* REQUIRED WORK:
From the listing below, return each line that includes "ponies".

--- start ---

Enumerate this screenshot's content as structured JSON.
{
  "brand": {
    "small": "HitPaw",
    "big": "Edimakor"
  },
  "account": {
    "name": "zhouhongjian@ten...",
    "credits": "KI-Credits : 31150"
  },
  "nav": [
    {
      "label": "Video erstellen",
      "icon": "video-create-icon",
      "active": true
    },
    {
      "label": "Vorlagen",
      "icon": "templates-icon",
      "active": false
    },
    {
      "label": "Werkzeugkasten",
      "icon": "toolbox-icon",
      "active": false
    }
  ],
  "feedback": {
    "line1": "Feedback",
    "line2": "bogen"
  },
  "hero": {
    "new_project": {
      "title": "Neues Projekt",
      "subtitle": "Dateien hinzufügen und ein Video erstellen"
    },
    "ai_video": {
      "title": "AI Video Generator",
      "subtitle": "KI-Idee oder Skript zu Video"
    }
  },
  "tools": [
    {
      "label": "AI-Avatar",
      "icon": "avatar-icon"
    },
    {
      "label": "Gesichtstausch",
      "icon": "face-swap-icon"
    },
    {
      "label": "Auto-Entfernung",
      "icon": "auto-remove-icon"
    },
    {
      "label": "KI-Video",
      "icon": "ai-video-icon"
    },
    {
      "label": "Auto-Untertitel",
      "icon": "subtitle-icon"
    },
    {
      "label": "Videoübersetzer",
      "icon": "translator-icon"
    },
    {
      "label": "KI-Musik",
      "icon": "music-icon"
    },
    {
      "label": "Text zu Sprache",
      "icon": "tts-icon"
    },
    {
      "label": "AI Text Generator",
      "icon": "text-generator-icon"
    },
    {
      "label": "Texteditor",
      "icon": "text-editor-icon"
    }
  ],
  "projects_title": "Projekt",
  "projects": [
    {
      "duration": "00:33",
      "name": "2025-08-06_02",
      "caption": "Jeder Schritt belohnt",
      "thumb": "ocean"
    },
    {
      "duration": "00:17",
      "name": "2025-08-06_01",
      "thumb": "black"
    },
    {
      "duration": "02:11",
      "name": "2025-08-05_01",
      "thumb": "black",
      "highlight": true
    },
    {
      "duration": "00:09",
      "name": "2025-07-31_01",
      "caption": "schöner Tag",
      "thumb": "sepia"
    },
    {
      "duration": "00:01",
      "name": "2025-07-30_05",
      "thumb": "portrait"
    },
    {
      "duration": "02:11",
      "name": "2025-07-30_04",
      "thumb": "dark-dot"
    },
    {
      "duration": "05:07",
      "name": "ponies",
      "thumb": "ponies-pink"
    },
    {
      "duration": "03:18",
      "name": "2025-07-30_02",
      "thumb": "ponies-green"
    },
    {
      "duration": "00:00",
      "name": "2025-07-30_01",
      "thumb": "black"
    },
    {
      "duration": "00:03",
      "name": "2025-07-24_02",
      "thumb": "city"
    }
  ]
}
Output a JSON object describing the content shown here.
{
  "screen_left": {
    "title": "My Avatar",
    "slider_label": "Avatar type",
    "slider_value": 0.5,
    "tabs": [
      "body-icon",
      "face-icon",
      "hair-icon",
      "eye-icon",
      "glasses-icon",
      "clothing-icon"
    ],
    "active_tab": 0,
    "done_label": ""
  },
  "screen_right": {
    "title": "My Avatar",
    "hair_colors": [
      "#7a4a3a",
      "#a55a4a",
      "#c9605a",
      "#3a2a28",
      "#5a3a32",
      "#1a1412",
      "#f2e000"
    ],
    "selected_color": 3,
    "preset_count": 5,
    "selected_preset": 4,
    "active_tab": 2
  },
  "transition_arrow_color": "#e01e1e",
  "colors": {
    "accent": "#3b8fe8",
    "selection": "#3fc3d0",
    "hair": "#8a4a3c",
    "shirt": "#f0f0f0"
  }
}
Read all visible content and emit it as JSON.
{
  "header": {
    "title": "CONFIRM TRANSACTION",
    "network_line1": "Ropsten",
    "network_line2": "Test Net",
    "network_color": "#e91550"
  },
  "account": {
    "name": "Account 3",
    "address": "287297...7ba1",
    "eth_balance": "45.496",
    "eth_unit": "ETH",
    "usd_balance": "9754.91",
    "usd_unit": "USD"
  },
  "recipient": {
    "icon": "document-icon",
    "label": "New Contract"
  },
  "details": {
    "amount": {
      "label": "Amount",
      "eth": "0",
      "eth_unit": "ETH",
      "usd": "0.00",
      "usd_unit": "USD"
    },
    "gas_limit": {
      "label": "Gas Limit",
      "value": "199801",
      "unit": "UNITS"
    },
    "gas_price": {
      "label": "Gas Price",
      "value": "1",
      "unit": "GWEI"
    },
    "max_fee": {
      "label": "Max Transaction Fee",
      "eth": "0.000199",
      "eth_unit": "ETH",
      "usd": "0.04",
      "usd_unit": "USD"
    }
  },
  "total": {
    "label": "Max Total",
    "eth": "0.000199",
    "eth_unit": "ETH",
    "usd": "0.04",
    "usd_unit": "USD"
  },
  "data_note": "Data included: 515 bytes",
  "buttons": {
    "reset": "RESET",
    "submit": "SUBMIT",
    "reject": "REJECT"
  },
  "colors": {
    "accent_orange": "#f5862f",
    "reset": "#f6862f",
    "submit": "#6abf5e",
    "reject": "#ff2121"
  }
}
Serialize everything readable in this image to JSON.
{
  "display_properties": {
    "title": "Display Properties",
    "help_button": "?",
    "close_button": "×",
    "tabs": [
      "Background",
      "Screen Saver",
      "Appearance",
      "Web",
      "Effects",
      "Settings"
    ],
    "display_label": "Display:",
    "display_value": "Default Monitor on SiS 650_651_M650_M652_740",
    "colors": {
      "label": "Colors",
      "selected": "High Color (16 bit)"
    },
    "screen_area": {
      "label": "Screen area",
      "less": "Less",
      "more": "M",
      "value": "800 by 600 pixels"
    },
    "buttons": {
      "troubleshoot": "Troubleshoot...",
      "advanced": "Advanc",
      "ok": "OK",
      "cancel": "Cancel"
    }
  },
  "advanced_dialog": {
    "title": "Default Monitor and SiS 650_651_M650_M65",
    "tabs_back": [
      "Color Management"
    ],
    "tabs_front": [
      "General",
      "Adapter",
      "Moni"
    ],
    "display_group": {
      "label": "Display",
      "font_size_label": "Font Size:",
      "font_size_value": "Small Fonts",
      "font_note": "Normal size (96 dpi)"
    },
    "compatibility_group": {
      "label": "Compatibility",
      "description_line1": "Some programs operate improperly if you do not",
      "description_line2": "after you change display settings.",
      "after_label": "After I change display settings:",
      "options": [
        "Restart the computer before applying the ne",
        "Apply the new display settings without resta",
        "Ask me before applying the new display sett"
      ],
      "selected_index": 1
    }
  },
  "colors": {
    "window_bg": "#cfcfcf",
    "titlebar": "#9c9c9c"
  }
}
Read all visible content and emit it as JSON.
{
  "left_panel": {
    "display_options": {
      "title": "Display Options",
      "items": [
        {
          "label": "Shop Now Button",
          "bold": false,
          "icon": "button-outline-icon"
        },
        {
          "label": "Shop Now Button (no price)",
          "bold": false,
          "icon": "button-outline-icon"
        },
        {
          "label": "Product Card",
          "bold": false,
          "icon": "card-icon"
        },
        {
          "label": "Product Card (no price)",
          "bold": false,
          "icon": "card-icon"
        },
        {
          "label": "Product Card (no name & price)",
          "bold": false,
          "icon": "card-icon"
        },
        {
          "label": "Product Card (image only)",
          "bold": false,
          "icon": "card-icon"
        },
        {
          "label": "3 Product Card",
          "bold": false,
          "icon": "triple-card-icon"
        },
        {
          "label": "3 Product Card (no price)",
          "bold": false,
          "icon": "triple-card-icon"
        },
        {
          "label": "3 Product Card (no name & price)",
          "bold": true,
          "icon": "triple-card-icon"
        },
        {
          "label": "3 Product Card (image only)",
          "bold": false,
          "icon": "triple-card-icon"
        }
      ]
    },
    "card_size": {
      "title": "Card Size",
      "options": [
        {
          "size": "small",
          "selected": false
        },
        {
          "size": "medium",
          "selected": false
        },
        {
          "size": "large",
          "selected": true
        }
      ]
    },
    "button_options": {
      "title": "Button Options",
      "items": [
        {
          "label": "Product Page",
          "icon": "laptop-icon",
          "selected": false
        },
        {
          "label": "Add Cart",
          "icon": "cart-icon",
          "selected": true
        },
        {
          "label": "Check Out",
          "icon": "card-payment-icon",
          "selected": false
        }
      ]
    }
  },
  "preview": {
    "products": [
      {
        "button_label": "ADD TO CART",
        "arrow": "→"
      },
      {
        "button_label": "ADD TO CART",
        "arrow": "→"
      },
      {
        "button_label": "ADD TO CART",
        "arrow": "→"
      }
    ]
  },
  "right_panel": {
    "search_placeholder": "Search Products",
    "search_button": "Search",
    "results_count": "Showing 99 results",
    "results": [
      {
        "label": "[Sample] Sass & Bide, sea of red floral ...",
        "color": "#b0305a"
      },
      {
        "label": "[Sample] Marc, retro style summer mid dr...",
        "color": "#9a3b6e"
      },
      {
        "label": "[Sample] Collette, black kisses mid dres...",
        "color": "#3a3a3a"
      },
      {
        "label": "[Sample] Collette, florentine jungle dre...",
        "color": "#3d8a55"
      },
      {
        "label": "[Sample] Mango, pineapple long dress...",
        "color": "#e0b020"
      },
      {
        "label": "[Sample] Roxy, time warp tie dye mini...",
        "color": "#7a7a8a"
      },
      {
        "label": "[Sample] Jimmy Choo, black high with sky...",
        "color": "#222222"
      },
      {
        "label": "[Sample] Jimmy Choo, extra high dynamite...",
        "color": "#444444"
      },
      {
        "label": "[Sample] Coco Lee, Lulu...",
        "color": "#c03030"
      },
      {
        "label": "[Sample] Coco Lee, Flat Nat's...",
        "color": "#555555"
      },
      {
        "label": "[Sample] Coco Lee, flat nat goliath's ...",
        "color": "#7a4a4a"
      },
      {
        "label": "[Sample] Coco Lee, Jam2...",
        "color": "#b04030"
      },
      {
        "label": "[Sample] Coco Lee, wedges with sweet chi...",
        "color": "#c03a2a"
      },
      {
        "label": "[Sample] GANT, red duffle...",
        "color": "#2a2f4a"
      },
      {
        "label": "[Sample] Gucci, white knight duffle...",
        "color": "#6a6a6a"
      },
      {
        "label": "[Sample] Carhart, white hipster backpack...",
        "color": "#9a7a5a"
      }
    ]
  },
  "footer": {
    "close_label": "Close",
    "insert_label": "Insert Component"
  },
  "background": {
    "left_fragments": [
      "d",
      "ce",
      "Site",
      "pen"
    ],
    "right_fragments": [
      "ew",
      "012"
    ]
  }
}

--- end ---

* TASK RESULT:
      "name": "ponies",
      "thumb": "ponies-pink"
      "thumb": "ponies-green"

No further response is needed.